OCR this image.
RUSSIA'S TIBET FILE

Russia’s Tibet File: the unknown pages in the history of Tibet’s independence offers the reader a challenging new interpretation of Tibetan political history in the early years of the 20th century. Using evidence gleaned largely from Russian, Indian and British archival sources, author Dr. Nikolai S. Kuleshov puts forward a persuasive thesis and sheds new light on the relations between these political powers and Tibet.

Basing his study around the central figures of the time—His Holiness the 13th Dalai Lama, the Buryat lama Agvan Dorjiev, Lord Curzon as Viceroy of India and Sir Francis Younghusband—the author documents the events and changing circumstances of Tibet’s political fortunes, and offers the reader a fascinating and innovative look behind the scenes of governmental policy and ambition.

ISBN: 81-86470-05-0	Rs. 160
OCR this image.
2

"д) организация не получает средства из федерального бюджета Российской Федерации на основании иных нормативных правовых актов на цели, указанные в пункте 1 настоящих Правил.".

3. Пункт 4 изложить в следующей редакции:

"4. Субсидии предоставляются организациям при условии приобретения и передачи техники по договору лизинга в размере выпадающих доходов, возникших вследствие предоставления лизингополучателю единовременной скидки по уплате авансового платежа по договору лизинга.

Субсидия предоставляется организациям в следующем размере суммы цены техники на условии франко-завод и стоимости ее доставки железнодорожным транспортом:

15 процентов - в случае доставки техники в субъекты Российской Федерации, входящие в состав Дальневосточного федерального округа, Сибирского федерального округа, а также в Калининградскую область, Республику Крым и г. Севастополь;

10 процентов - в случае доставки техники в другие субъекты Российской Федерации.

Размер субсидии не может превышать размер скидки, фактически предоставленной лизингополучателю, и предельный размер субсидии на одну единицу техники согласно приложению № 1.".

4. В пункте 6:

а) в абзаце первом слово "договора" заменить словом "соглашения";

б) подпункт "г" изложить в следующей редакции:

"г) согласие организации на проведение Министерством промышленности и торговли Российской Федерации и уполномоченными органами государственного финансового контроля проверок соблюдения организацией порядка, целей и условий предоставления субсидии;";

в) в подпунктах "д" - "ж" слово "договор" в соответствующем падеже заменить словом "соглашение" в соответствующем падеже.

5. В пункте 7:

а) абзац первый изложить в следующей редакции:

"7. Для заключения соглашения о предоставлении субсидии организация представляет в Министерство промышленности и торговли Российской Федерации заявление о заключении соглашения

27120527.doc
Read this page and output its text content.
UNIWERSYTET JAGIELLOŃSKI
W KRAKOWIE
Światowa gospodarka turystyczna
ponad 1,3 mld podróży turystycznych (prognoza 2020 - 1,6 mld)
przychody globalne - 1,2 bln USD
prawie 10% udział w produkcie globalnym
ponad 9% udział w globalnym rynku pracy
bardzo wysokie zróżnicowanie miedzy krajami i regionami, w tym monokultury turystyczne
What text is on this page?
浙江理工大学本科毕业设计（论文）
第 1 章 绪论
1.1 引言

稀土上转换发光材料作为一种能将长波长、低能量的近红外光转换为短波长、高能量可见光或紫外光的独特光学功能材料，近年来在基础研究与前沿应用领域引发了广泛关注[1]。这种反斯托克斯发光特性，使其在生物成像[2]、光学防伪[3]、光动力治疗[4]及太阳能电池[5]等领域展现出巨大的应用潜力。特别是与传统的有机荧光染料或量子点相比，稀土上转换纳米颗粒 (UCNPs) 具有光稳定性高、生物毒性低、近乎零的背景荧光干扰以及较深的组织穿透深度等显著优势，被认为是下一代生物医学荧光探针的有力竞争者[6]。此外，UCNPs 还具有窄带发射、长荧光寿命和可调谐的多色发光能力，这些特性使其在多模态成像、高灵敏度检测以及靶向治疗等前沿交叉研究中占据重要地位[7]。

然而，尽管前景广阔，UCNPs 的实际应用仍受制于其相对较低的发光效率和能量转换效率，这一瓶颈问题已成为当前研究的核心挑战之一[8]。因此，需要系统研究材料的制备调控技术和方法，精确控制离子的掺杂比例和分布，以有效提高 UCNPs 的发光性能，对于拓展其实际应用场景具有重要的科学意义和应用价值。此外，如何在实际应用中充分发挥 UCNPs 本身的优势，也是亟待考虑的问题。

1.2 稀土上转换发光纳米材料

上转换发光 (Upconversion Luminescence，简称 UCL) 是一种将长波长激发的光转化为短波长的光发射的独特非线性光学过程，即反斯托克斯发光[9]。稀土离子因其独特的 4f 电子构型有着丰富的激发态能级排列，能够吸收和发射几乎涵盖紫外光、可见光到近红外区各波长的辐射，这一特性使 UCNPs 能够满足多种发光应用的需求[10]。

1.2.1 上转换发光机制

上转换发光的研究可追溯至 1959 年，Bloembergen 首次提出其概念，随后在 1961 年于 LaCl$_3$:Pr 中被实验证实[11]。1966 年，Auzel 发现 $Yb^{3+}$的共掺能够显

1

• **EXERCISE**: Copy every line exactly. Leave nothing out.

• **EXERCISE RESPONSE**:
OCR this image.
RUSSIA'S TIBET FILE

Russia’s Tibet File: the unknown pages in the history of Tibet’s independence offers the reader a challenging new interpretation of Tibetan political history in the early years of the 20th century. Using evidence gleaned largely from Russian, Indian and British archival sources, author Dr. Nikolai S. Kuleshov puts forward a persuasive thesis and sheds new light on the relations between these political powers and Tibet.

Basing his study around the central figures of the time—His Holiness the 13th Dalai Lama, the Buryat lama Agvan Dorjiev, Lord Curzon as Viceroy of India and Sir Francis Younghusband—the author documents the events and changing circumstances of Tibet’s political fortunes, and offers the reader a fascinating and innovative look behind the scenes of governmental policy and ambition.

ISBN: 81-86470-05-0	Rs. 160
OCR this image.
2

"д) организация не получает средства из федерального бюджета Российской Федерации на основании иных нормативных правовых актов на цели, указанные в пункте 1 настоящих Правил.".

3. Пункт 4 изложить в следующей редакции:

"4. Субсидии предоставляются организациям при условии приобретения и передачи техники по договору лизинга в размере выпадающих доходов, возникших вследствие предоставления лизингополучателю единовременной скидки по уплате авансового платежа по договору лизинга.

Субсидия предоставляется организациям в следующем размере суммы цены техники на условии франко-завод и стоимости ее доставки железнодорожным транспортом:

15 процентов - в случае доставки техники в субъекты Российской Федерации, входящие в состав Дальневосточного федерального округа, Сибирского федерального округа, а также в Калининградскую область, Республику Крым и г. Севастополь;

10 процентов - в случае доставки техники в другие субъекты Российской Федерации.

Размер субсидии не может превышать размер скидки, фактически предоставленной лизингополучателю, и предельный размер субсидии на одну единицу техники согласно приложению № 1.".

4. В пункте 6:

а) в абзаце первом слово "договора" заменить словом "соглашения";

б) подпункт "г" изложить в следующей редакции:

"г) согласие организации на проведение Министерством промышленности и торговли Российской Федерации и уполномоченными органами государственного финансового контроля проверок соблюдения организацией порядка, целей и условий предоставления субсидии;";

в) в подпунктах "д" - "ж" слово "договор" в соответствующем падеже заменить словом "соглашение" в соответствующем падеже.

5. В пункте 7:

а) абзац первый изложить в следующей редакции:

"7. Для заключения соглашения о предоставлении субсидии организация представляет в Министерство промышленности и торговли Российской Федерации заявление о заключении соглашения

27120527.doc
Read this page and output its text content.
UNIWERSYTET JAGIELLOŃSKI
W KRAKOWIE
Światowa gospodarka turystyczna
ponad 1,3 mld podróży turystycznych (prognoza 2020 - 1,6 mld)
przychody globalne - 1,2 bln USD
prawie 10% udział w produkcie globalnym
ponad 9% udział w globalnym rynku pracy
bardzo wysokie zróżnicowanie miedzy krajami i regionami, w tym monokultury turystyczne
What text is on this page?
浙江理工大学本科毕业设计（论文）
第 1 章 绪论
1.1 引言

稀土上转换发光材料作为一种能将长波长、低能量的近红外光转换为短波长、高能量可见光或紫外光的独特光学功能材料，近年来在基础研究与前沿应用领域引发了广泛关注[1]。这种反斯托克斯发光特性，使其在生物成像[2]、光学防伪[3]、光动力治疗[4]及太阳能电池[5]等领域展现出巨大的应用潜力。特别是与传统的有机荧光染料或量子点相比，稀土上转换纳米颗粒 (UCNPs) 具有光稳定性高、生物毒性低、近乎零的背景荧光干扰以及较深的组织穿透深度等显著优势，被认为是下一代生物医学荧光探针的有力竞争者[6]。此外，UCNPs 还具有窄带发射、长荧光寿命和可调谐的多色发光能力，这些特性使其在多模态成像、高灵敏度检测以及靶向治疗等前沿交叉研究中占据重要地位[7]。

然而，尽管前景广阔，UCNPs 的实际应用仍受制于其相对较低的发光效率和能量转换效率，这一瓶颈问题已成为当前研究的核心挑战之一[8]。因此，需要系统研究材料的制备调控技术和方法，精确控制离子的掺杂比例和分布，以有效提高 UCNPs 的发光性能，对于拓展其实际应用场景具有重要的科学意义和应用价值。此外，如何在实际应用中充分发挥 UCNPs 本身的优势，也是亟待考虑的问题。

1.2 稀土上转换发光纳米材料

上转换发光 (Upconversion Luminescence，简称 UCL) 是一种将长波长激发的光转化为短波长的光发射的独特非线性光学过程，即反斯托克斯发光[9]。稀土离子因其独特的 4f 电子构型有着丰富的激发态能级排列，能够吸收和发射几乎涵盖紫外光、可见光到近红外区各波长的辐射，这一特性使 UCNPs 能够满足多种发光应用的需求[10]。

1.2.1 上转换发光机制

上转换发光的研究可追溯至 1959 年，Bloembergen 首次提出其概念，随后在 1961 年于 LaCl$_3$:Pr 中被实验证实[11]。1966 年，Auzel 发现 $Yb^{3+}$的共掺能够显

1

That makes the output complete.